REQUIREMENT -> Find every line in the records below that holds the word "Количество", and copy it out.

Begin

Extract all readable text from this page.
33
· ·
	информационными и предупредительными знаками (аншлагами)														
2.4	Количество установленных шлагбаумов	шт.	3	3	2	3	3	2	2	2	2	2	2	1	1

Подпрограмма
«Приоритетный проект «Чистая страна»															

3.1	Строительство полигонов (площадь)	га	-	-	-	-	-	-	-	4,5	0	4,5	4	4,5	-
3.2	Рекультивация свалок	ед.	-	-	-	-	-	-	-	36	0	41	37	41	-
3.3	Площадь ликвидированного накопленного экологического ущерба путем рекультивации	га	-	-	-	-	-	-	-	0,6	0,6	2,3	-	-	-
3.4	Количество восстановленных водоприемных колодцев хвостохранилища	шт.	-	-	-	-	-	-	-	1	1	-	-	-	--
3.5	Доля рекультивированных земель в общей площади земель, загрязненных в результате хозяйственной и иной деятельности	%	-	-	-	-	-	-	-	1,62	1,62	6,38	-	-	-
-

End

WRITTEN ANSWER ->
2.4	Количество установленных шлагбаумов	шт.	3	3	2	3	3	2	2	2	2	2	2	1	1
3.4	Количество восстановленных водоприемных колодцев хвостохранилища	шт.	-	-	-	-	-	-	-	1	1	-	-	-	--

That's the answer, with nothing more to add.